▸ AIM:
Using the entries that follow, count the lines containing the word "icon" and give that number by itself.

Extracted data entries:
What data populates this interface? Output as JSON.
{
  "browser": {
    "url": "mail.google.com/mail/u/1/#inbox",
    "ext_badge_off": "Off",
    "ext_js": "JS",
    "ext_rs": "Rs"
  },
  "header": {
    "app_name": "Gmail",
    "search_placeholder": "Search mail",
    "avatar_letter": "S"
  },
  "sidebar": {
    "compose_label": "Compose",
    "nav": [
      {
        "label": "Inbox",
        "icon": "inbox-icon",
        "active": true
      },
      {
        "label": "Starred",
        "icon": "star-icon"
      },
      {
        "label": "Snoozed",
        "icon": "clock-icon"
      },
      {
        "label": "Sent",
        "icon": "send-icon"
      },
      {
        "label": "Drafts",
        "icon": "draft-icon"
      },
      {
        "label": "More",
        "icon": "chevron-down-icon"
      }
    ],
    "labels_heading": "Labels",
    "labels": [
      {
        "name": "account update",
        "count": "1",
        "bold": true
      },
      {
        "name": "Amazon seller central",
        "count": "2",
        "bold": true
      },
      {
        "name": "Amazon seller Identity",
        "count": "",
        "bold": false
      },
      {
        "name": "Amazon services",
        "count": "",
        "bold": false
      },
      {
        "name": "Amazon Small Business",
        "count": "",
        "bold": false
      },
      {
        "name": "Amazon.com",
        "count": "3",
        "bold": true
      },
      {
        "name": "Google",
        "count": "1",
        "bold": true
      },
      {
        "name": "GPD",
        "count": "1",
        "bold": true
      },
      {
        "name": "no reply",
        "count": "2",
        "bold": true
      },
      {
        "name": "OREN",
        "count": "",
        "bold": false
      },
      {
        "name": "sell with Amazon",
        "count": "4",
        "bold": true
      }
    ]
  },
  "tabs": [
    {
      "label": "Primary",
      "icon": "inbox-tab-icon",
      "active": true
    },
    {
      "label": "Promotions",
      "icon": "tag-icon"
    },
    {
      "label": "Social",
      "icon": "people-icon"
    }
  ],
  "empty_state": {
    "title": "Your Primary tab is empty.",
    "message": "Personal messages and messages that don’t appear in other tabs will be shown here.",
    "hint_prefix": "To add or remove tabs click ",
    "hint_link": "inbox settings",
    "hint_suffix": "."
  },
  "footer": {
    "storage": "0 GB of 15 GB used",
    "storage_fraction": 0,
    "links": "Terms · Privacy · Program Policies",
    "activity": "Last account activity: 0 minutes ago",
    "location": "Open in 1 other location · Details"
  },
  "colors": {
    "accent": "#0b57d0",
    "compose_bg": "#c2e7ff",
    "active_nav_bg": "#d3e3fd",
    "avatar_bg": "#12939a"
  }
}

▸ WRITTEN ANSWER:
9